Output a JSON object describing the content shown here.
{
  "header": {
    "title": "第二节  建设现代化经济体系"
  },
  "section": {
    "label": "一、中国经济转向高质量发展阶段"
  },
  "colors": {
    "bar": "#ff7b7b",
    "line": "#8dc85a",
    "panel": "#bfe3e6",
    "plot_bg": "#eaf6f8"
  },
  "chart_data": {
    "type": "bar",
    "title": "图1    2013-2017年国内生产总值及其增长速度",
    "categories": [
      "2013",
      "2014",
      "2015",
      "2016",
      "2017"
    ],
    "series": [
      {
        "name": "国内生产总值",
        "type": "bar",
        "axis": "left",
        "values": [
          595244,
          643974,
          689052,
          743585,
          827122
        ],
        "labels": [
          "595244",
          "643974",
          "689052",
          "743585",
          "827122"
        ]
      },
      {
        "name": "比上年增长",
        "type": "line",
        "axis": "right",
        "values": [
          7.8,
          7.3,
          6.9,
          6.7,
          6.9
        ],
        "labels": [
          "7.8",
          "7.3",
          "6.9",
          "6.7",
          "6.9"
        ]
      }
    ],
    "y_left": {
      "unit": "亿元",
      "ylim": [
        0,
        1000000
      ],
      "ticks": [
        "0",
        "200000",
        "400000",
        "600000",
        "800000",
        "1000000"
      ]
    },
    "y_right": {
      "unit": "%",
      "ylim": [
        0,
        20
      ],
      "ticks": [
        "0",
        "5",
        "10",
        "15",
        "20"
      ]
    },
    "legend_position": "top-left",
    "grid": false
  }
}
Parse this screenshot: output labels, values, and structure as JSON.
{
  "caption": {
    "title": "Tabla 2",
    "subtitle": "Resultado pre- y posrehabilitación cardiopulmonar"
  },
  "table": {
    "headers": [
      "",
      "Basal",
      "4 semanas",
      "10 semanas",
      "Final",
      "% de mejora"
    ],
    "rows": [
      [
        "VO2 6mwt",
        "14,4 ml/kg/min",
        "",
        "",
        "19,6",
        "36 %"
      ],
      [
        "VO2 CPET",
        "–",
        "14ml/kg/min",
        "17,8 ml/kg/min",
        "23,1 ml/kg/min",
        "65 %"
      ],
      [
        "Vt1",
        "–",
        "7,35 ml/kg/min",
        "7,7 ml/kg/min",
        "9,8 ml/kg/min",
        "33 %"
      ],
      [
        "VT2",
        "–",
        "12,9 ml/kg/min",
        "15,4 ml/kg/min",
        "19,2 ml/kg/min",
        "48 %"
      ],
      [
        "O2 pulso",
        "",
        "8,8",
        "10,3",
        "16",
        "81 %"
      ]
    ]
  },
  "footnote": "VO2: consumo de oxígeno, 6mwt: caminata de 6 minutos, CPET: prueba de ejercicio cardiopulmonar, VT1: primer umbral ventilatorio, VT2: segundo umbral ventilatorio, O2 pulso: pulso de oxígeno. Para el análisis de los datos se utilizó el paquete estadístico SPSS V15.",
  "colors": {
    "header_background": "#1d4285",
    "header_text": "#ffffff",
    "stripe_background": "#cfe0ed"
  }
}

- - -

In the records above, find each line holding "pulso" and copy it.

        "O2 pulso",
  "footnote": "VO2: consumo de oxígeno, 6mwt: caminata de 6 minutos, CPET: prueba de ejercicio cardiopulmonar, VT1: primer umbral ventilatorio, VT2: segundo umbral ventilatorio, O2 pulso: pulso de oxígeno. Para el análisis de los datos se utilizó el paquete estadístico SPSS V15.",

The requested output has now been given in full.